(Objective): Answer with a single number: the count of lines that include the string "Commercial".

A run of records
------------------------------------------------------------------------

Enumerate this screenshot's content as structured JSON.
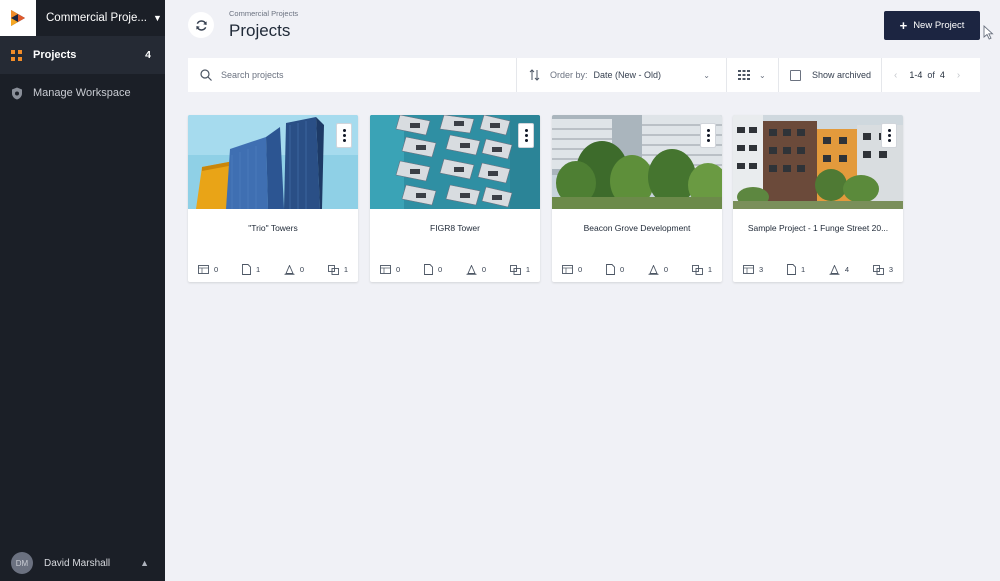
{
  "sidebar": {
    "workspace_name": "Commercial Proje...",
    "nav": [
      {
        "label": "Projects",
        "count": "4"
      },
      {
        "label": "Manage Workspace"
      }
    ],
    "user": {
      "initials": "DM",
      "name": "David Marshall"
    }
  },
  "header": {
    "breadcrumb": "Commercial Projects",
    "title": "Projects",
    "new_project_label": "New Project"
  },
  "toolbar": {
    "search_placeholder": "Search projects",
    "order_label": "Order by:",
    "order_value": "Date (New - Old)",
    "show_archived_label": "Show archived",
    "pager_range": "1-4",
    "pager_of": "of",
    "pager_total": "4"
  },
  "projects": [
    {
      "title": "\"Trio\" Towers",
      "stats": {
        "sheets": "0",
        "documents": "1",
        "models": "0",
        "issues": "1"
      }
    },
    {
      "title": "FIGR8 Tower",
      "stats": {
        "sheets": "0",
        "documents": "0",
        "models": "0",
        "issues": "1"
      }
    },
    {
      "title": "Beacon Grove Development",
      "stats": {
        "sheets": "0",
        "documents": "0",
        "models": "0",
        "issues": "1"
      }
    },
    {
      "title": "Sample Project - 1 Funge Street 20...",
      "stats": {
        "sheets": "3",
        "documents": "1",
        "models": "4",
        "issues": "3"
      }
    }
  ],
  "colors": {
    "sidebar_bg": "#1b1f27",
    "primary_button": "#1c2541",
    "page_bg": "#f0f1f6",
    "accent_orange": "#f28c28"
  }
}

------------------------------------------------------------------------

(The reply): 2